"""

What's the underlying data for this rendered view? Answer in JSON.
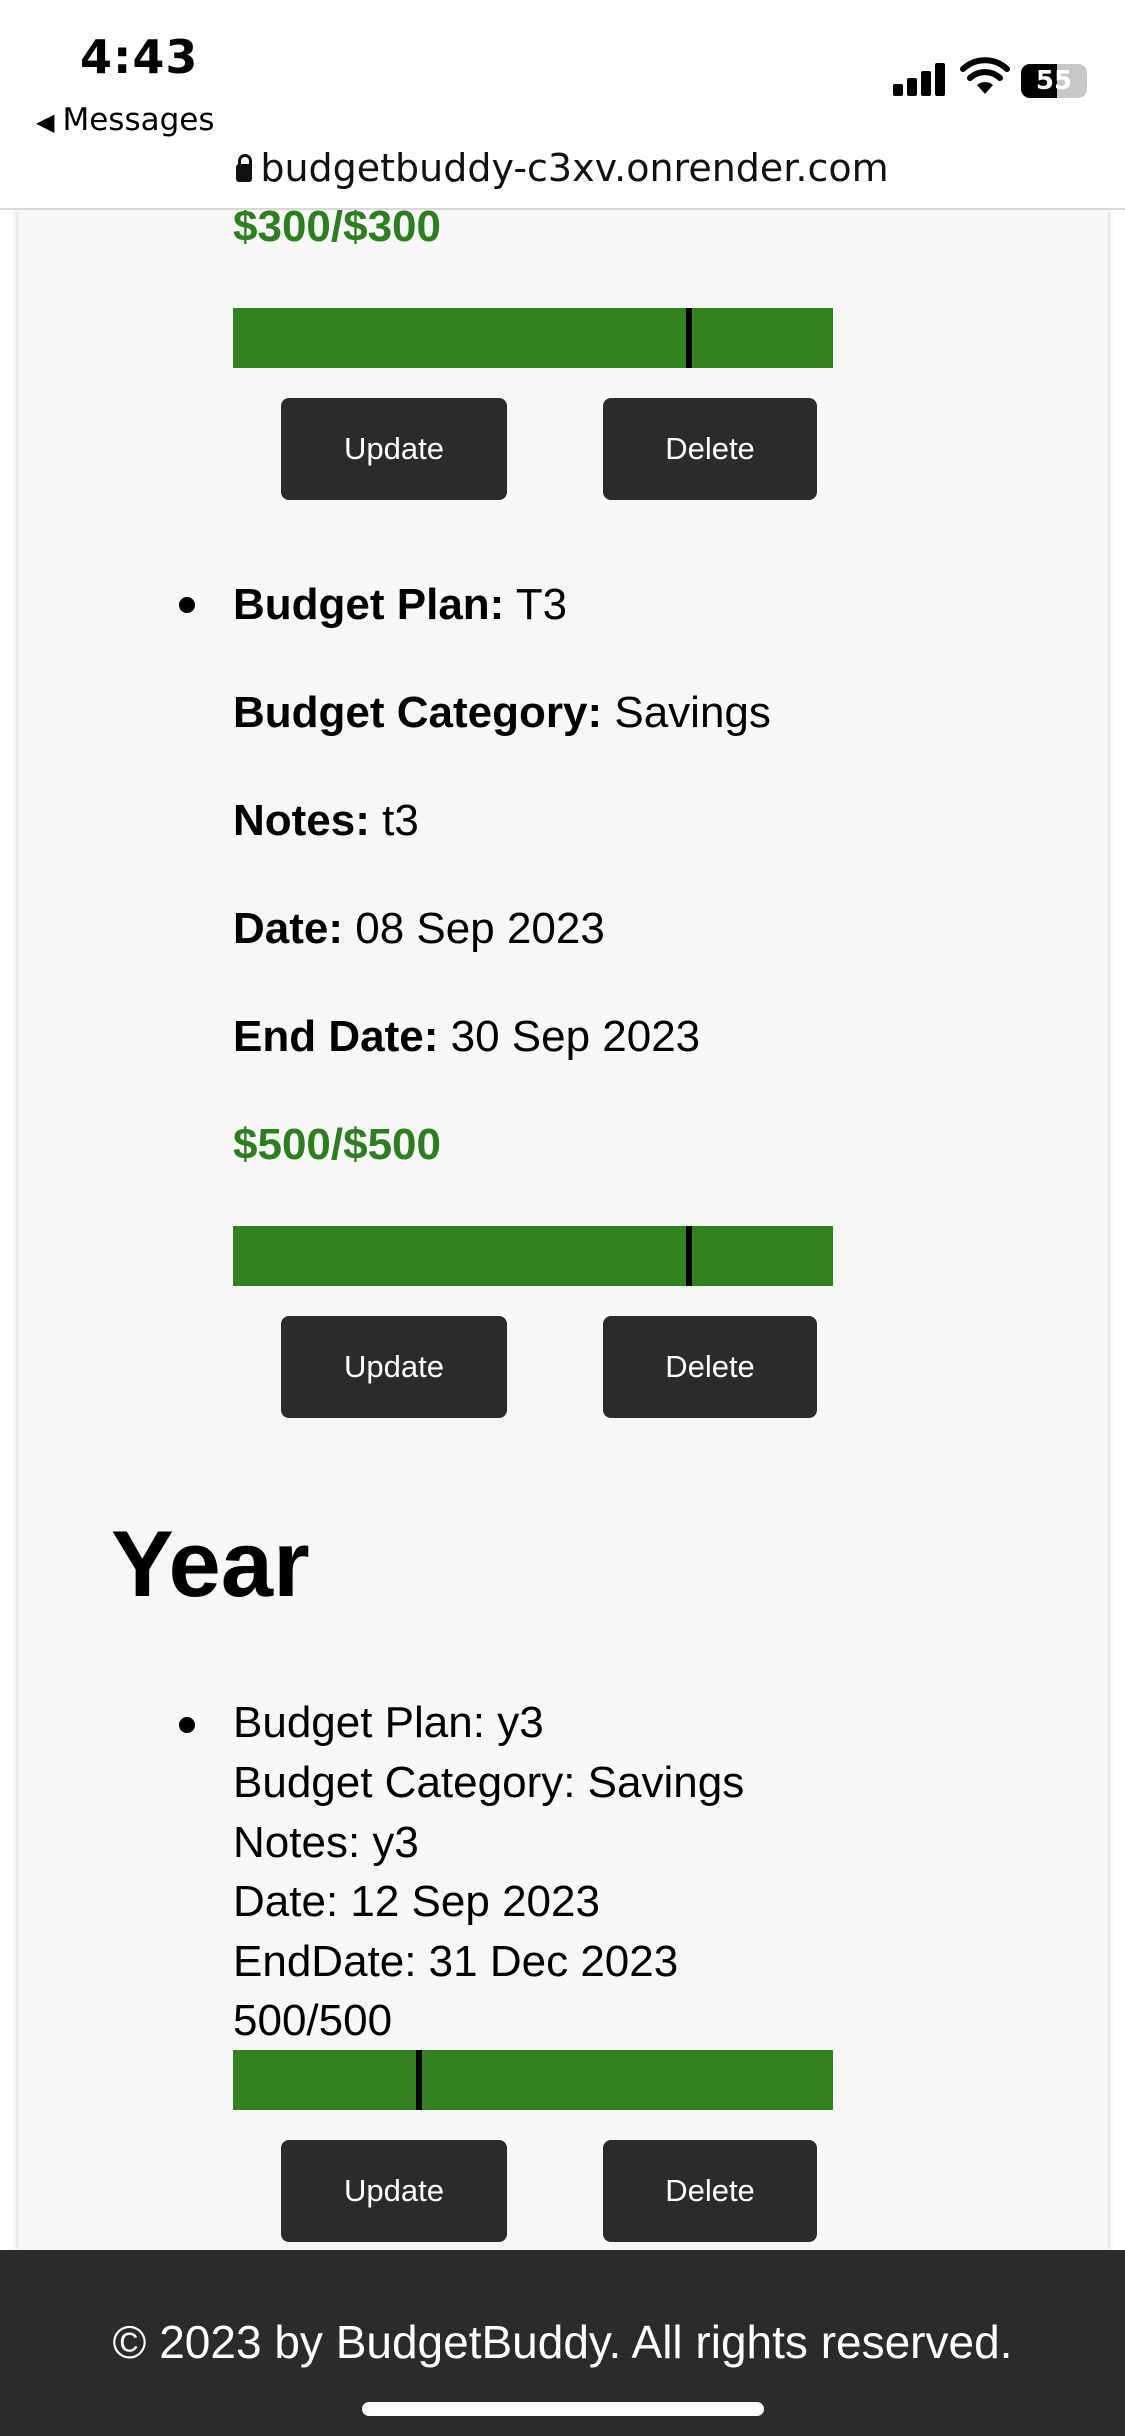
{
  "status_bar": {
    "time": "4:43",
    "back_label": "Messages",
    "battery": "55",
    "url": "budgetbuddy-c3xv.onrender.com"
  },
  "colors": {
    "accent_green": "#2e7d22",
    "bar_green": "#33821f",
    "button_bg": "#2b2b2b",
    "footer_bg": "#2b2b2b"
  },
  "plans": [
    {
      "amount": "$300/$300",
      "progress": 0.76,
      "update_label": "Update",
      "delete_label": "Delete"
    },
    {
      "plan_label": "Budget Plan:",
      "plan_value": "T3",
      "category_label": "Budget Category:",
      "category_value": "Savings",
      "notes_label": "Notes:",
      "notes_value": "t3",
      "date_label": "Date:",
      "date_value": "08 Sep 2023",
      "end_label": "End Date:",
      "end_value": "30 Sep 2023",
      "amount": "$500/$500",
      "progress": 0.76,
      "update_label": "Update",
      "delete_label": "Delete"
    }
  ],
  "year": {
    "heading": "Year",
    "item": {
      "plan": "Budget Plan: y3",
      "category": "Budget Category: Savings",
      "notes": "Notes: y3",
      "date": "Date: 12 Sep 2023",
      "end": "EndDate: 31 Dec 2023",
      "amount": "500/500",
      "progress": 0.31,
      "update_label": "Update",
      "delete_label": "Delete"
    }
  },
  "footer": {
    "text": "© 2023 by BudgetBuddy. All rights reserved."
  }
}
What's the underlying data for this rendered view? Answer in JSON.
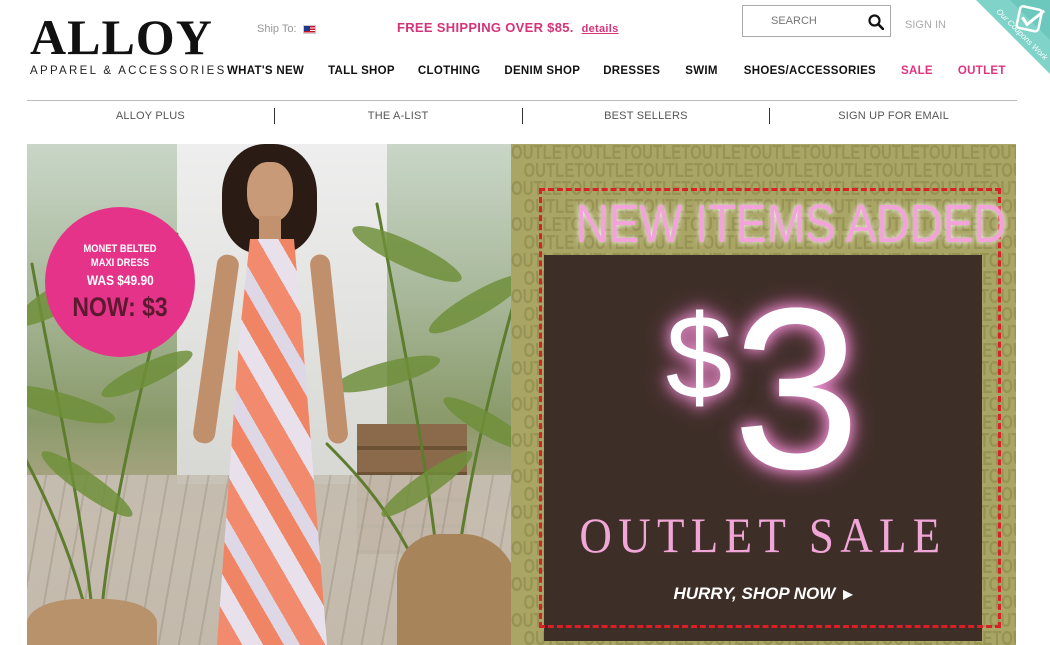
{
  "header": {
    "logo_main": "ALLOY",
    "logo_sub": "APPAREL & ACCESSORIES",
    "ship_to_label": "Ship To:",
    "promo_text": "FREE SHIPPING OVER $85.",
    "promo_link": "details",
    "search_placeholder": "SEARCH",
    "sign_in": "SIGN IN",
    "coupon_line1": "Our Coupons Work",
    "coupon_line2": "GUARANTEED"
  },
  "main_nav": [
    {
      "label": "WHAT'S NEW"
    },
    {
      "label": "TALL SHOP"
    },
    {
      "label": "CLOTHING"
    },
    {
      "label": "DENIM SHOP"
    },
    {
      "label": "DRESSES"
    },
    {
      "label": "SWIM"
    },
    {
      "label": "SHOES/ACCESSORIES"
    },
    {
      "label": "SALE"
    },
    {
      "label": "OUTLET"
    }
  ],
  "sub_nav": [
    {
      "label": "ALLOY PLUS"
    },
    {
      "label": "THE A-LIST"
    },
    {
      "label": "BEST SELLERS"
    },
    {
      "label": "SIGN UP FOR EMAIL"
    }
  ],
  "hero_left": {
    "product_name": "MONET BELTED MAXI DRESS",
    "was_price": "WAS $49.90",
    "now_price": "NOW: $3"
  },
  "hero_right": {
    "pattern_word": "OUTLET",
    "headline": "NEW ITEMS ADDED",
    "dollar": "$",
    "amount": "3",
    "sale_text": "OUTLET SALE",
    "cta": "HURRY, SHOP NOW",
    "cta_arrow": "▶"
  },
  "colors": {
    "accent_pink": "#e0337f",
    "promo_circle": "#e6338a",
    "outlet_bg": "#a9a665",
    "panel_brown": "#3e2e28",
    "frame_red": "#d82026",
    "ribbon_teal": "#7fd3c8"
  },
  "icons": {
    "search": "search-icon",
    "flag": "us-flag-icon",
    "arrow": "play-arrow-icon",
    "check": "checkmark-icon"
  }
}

"""

Copy the data word for word. Pictures do not go in the copy.

What's the underlying data for this rendered view? Answer in JSON.
{
  "status_bar": {
    "time": "4:43",
    "back_label": "Messages",
    "battery": "55",
    "url": "budgetbuddy-c3xv.onrender.com"
  },
  "colors": {
    "accent_green": "#2e7d22",
    "bar_green": "#33821f",
    "button_bg": "#2b2b2b",
    "footer_bg": "#2b2b2b"
  },
  "plans": [
    {
      "amount": "$300/$300",
      "progress": 0.76,
      "update_label": "Update",
      "delete_label": "Delete"
    },
    {
      "plan_label": "Budget Plan:",
      "plan_value": "T3",
      "category_label": "Budget Category:",
      "category_value": "Savings",
      "notes_label": "Notes:",
      "notes_value": "t3",
      "date_label": "Date:",
      "date_value": "08 Sep 2023",
      "end_label": "End Date:",
      "end_value": "30 Sep 2023",
      "amount": "$500/$500",
      "progress": 0.76,
      "update_label": "Update",
      "delete_label": "Delete"
    }
  ],
  "year": {
    "heading": "Year",
    "item": {
      "plan": "Budget Plan: y3",
      "category": "Budget Category: Savings",
      "notes": "Notes: y3",
      "date": "Date: 12 Sep 2023",
      "end": "EndDate: 31 Dec 2023",
      "amount": "500/500",
      "progress": 0.31,
      "update_label": "Update",
      "delete_label": "Delete"
    }
  },
  "footer": {
    "text": "© 2023 by BudgetBuddy. All rights reserved."
  }
}
What's the underlying data for this rendered view? Answer in JSON.
{
  "header": {
    "logo_main": "ALLOY",
    "logo_sub": "APPAREL & ACCESSORIES",
    "ship_to_label": "Ship To:",
    "promo_text": "FREE SHIPPING OVER $85.",
    "promo_link": "details",
    "search_placeholder": "SEARCH",
    "sign_in": "SIGN IN",
    "coupon_line1": "Our Coupons Work",
    "coupon_line2": "GUARANTEED"
  },
  "main_nav": [
    {
      "label": "WHAT'S NEW"
    },
    {
      "label": "TALL SHOP"
    },
    {
      "label": "CLOTHING"
    },
    {
      "label": "DENIM SHOP"
    },
    {
      "label": "DRESSES"
    },
    {
      "label": "SWIM"
    },
    {
      "label": "SHOES/ACCESSORIES"
    },
    {
      "label": "SALE"
    },
    {
      "label": "OUTLET"
    }
  ],
  "sub_nav": [
    {
      "label": "ALLOY PLUS"
    },
    {
      "label": "THE A-LIST"
    },
    {
      "label": "BEST SELLERS"
    },
    {
      "label": "SIGN UP FOR EMAIL"
    }
  ],
  "hero_left": {
    "product_name": "MONET BELTED MAXI DRESS",
    "was_price": "WAS $49.90",
    "now_price": "NOW: $3"
  },
  "hero_right": {
    "pattern_word": "OUTLET",
    "headline": "NEW ITEMS ADDED",
    "dollar": "$",
    "amount": "3",
    "sale_text": "OUTLET SALE",
    "cta": "HURRY, SHOP NOW",
    "cta_arrow": "▶"
  },
  "colors": {
    "accent_pink": "#e0337f",
    "promo_circle": "#e6338a",
    "outlet_bg": "#a9a665",
    "panel_brown": "#3e2e28",
    "frame_red": "#d82026",
    "ribbon_teal": "#7fd3c8"
  },
  "icons": {
    "search": "search-icon",
    "flag": "us-flag-icon",
    "arrow": "play-arrow-icon",
    "check": "checkmark-icon"
  }
}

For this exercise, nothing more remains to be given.